- To do: Count how many lines of the data below contain the string "осознанных"; the reply should be that number alone.

- Material to process:
· · · ·

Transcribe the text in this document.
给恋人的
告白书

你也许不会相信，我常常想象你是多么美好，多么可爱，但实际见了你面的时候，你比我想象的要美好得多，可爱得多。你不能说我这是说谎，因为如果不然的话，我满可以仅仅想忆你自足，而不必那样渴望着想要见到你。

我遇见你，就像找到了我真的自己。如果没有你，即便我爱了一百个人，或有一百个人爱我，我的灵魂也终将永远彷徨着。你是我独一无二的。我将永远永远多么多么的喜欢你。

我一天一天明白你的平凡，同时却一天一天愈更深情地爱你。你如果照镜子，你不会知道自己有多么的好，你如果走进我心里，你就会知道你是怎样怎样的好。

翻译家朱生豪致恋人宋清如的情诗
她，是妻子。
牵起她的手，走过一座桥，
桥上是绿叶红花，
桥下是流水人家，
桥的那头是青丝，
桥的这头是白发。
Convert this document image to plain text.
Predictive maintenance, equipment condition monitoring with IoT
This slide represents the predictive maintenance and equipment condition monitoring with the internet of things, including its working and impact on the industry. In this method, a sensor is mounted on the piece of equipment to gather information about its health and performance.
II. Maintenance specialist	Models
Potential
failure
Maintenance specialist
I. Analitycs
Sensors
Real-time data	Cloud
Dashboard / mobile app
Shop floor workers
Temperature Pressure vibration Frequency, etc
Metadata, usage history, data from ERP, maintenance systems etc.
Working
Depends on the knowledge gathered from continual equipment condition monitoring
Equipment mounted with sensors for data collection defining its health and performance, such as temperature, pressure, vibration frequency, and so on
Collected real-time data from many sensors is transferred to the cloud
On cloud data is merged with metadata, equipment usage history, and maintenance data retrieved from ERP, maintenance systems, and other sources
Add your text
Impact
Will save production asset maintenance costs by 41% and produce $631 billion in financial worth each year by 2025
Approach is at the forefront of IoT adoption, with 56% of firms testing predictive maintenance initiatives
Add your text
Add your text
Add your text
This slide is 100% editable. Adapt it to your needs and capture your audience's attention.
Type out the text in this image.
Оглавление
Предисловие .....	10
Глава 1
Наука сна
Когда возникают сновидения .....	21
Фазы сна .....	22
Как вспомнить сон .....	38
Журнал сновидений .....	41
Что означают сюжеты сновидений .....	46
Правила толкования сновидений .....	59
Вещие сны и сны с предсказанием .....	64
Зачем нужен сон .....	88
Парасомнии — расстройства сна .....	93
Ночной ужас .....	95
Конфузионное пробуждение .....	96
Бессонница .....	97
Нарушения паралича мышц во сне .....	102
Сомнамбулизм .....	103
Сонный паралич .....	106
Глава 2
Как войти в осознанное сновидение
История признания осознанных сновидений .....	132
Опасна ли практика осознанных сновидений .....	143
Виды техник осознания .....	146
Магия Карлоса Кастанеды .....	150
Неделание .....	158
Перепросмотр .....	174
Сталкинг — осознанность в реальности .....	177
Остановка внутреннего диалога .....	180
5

· · · ·

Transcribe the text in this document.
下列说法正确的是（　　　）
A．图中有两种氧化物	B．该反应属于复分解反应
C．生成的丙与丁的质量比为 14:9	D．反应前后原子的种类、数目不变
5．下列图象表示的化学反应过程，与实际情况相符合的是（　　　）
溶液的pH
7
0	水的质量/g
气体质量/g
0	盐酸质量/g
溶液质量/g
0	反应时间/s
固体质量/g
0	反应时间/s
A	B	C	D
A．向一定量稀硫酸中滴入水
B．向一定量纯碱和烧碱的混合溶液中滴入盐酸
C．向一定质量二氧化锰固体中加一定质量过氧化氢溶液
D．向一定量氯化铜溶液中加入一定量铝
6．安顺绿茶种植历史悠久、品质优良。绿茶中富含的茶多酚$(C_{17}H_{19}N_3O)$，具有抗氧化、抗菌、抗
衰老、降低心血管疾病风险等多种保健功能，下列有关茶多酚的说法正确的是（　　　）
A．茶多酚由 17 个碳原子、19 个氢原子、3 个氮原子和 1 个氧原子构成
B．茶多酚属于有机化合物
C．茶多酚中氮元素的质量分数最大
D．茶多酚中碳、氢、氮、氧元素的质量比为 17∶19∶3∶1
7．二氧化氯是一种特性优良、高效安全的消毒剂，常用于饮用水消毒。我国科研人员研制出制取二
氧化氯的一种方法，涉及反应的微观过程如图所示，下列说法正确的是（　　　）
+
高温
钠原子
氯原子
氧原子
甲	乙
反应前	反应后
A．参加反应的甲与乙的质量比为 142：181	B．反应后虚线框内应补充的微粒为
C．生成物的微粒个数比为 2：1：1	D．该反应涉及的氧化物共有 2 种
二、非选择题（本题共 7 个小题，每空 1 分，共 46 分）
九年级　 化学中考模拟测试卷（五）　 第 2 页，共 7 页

· · · ·

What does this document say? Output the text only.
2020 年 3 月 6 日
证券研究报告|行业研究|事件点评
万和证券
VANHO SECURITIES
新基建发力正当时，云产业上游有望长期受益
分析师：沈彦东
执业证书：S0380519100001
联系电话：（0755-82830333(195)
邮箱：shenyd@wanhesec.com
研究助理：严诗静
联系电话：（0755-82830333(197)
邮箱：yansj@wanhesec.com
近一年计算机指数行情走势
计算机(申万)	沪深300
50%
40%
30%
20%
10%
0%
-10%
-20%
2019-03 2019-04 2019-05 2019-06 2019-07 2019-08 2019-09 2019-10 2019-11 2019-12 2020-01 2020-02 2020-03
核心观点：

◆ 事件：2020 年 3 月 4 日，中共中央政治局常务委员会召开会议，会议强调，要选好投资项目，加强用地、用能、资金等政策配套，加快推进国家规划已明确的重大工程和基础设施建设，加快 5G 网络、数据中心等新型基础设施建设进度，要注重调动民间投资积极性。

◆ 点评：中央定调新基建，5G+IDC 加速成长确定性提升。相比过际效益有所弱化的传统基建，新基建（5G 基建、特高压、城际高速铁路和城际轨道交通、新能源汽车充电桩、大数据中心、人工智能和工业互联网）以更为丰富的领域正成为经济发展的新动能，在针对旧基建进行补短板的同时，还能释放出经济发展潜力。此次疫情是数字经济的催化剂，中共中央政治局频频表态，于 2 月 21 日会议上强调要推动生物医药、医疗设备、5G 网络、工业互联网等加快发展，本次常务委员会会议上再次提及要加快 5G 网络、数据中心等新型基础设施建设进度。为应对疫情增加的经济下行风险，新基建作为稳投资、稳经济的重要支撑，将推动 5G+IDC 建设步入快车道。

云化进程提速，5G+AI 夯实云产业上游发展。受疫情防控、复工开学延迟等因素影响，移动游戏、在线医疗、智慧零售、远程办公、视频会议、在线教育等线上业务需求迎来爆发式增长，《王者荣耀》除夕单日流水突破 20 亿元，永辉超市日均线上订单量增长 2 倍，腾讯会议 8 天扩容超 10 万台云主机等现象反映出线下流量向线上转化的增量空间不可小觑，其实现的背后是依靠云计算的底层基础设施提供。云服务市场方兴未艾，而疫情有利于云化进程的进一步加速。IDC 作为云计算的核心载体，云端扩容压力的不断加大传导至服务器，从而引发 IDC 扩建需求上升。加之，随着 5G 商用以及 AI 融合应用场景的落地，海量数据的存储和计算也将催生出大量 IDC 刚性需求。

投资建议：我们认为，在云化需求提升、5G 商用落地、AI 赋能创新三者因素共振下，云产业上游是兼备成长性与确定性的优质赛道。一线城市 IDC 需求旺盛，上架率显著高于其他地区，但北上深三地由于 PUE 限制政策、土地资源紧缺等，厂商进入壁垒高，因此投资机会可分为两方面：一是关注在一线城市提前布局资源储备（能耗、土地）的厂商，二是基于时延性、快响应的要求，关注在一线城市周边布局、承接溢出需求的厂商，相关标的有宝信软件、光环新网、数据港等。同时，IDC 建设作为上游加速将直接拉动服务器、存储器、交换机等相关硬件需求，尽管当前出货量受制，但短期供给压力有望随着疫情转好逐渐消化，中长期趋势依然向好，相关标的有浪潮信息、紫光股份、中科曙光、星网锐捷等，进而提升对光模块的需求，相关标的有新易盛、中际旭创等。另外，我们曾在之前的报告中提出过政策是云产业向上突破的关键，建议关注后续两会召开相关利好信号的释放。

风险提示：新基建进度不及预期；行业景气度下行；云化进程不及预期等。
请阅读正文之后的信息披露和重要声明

· · · ·

- Complete output: 2